### What to work on
Output every line of the material exactly, omitting images.

:: Dataset records ::

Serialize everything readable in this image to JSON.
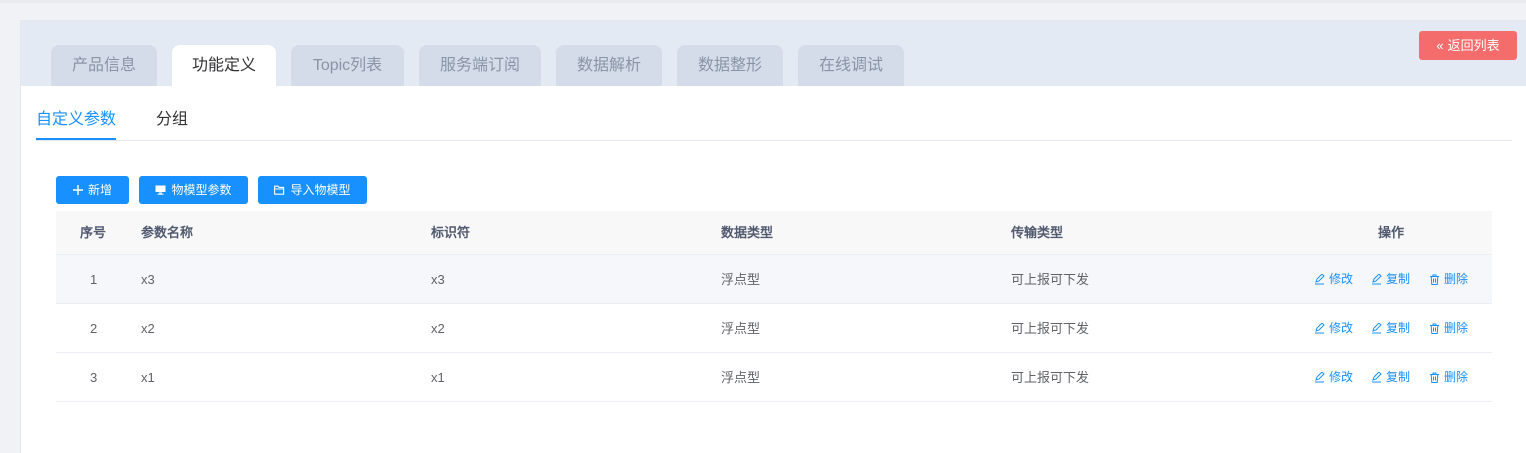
{
  "tabs": [
    {
      "label": "产品信息",
      "active": false
    },
    {
      "label": "功能定义",
      "active": true
    },
    {
      "label": "Topic列表",
      "active": false
    },
    {
      "label": "服务端订阅",
      "active": false
    },
    {
      "label": "数据解析",
      "active": false
    },
    {
      "label": "数据整形",
      "active": false
    },
    {
      "label": "在线调试",
      "active": false
    }
  ],
  "back_button": {
    "label": "返回列表",
    "icon": "double-chevron-left-icon",
    "color": "#f56c6c"
  },
  "subtabs": [
    {
      "label": "自定义参数",
      "active": true
    },
    {
      "label": "分组",
      "active": false
    }
  ],
  "toolbar": {
    "add_label": "新增",
    "model_params_label": "物模型参数",
    "import_model_label": "导入物模型",
    "accent": "#1890ff"
  },
  "table": {
    "headers": {
      "index": "序号",
      "name": "参数名称",
      "identifier": "标识符",
      "data_type": "数据类型",
      "transfer_type": "传输类型",
      "actions": "操作"
    },
    "rows": [
      {
        "index": "1",
        "name": "x3",
        "identifier": "x3",
        "data_type": "浮点型",
        "transfer_type": "可上报可下发"
      },
      {
        "index": "2",
        "name": "x2",
        "identifier": "x2",
        "data_type": "浮点型",
        "transfer_type": "可上报可下发"
      },
      {
        "index": "3",
        "name": "x1",
        "identifier": "x1",
        "data_type": "浮点型",
        "transfer_type": "可上报可下发"
      }
    ],
    "actions": {
      "edit": "修改",
      "copy": "复制",
      "delete": "删除"
    }
  }
}
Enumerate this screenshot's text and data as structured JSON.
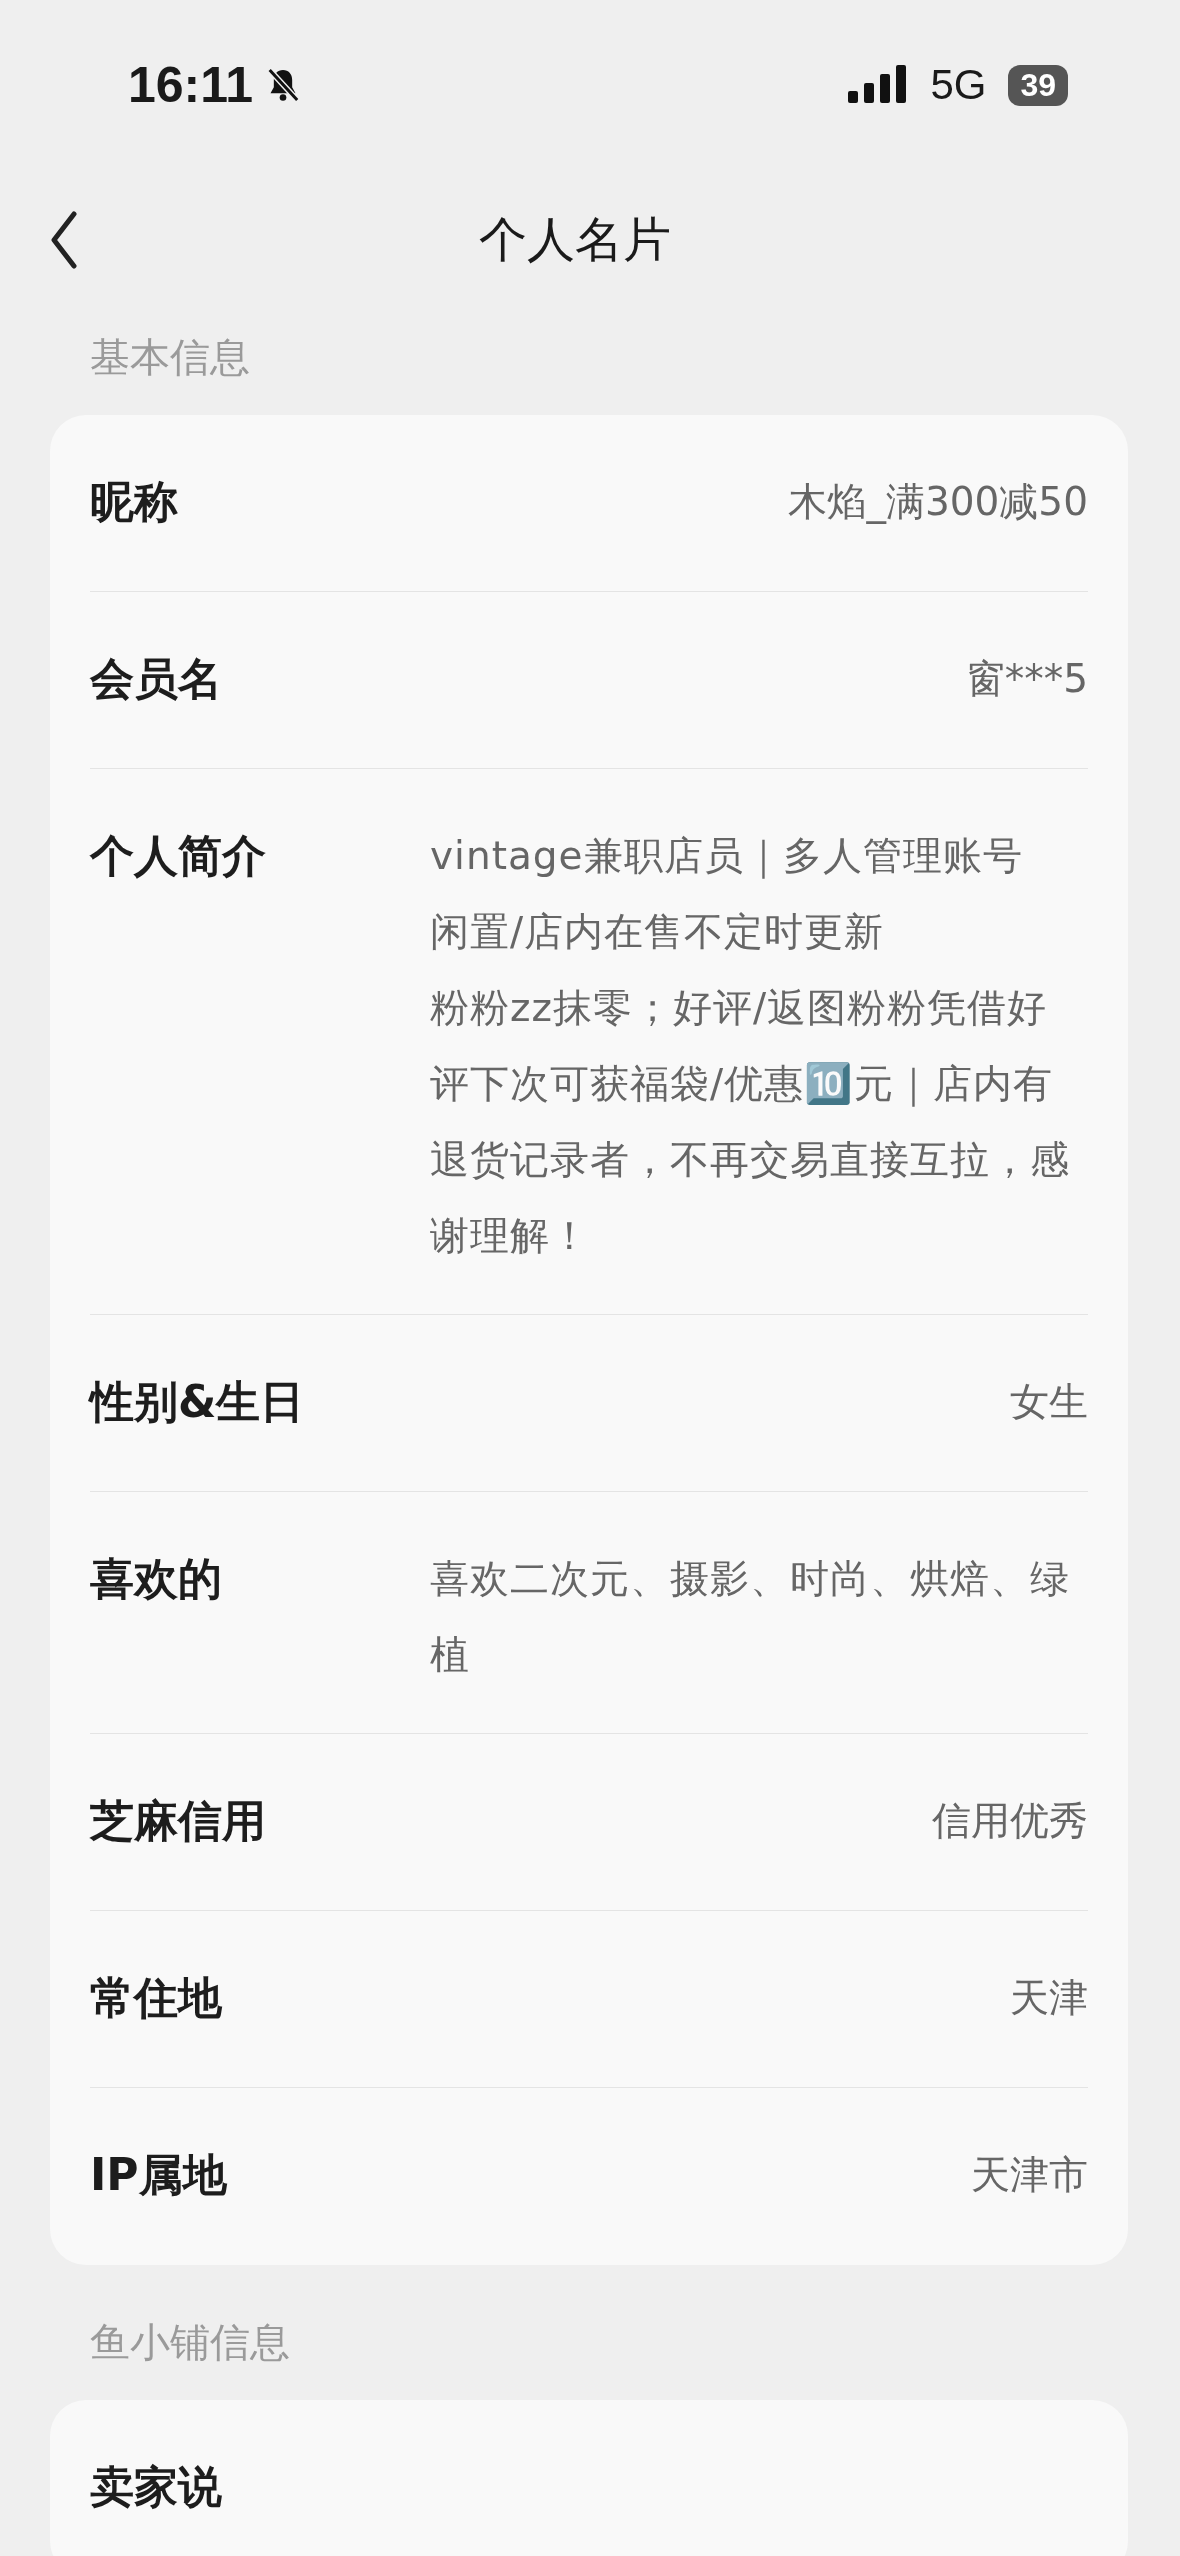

:::

### Response to this exercise
Serialize everything readable in this image to JSON.
{
  "tabs": [
    {
      "label": "产品信息",
      "active": false
    },
    {
      "label": "功能定义",
      "active": true
    },
    {
      "label": "Topic列表",
      "active": false
    },
    {
      "label": "服务端订阅",
      "active": false
    },
    {
      "label": "数据解析",
      "active": false
    },
    {
      "label": "数据整形",
      "active": false
    },
    {
      "label": "在线调试",
      "active": false
    }
  ],
  "back_button": {
    "label": "返回列表",
    "icon": "double-chevron-left-icon",
    "color": "#f56c6c"
  },
  "subtabs": [
    {
      "label": "自定义参数",
      "active": true
    },
    {
      "label": "分组",
      "active": false
    }
  ],
  "toolbar": {
    "add_label": "新增",
    "model_params_label": "物模型参数",
    "import_model_label": "导入物模型",
    "accent": "#1890ff"
  },
  "table": {
    "headers": {
      "index": "序号",
      "name": "参数名称",
      "identifier": "标识符",
      "data_type": "数据类型",
      "transfer_type": "传输类型",
      "actions": "操作"
    },
    "rows": [
      {
        "index": "1",
        "name": "x3",
        "identifier": "x3",
        "data_type": "浮点型",
        "transfer_type": "可上报可下发"
      },
      {
        "index": "2",
        "name": "x2",
        "identifier": "x2",
        "data_type": "浮点型",
        "transfer_type": "可上报可下发"
      },
      {
        "index": "3",
        "name": "x1",
        "identifier": "x1",
        "data_type": "浮点型",
        "transfer_type": "可上报可下发"
      }
    ],
    "actions": {
      "edit": "修改",
      "copy": "复制",
      "delete": "删除"
    }
  }
}
Enumerate this screenshot's text and data as structured JSON.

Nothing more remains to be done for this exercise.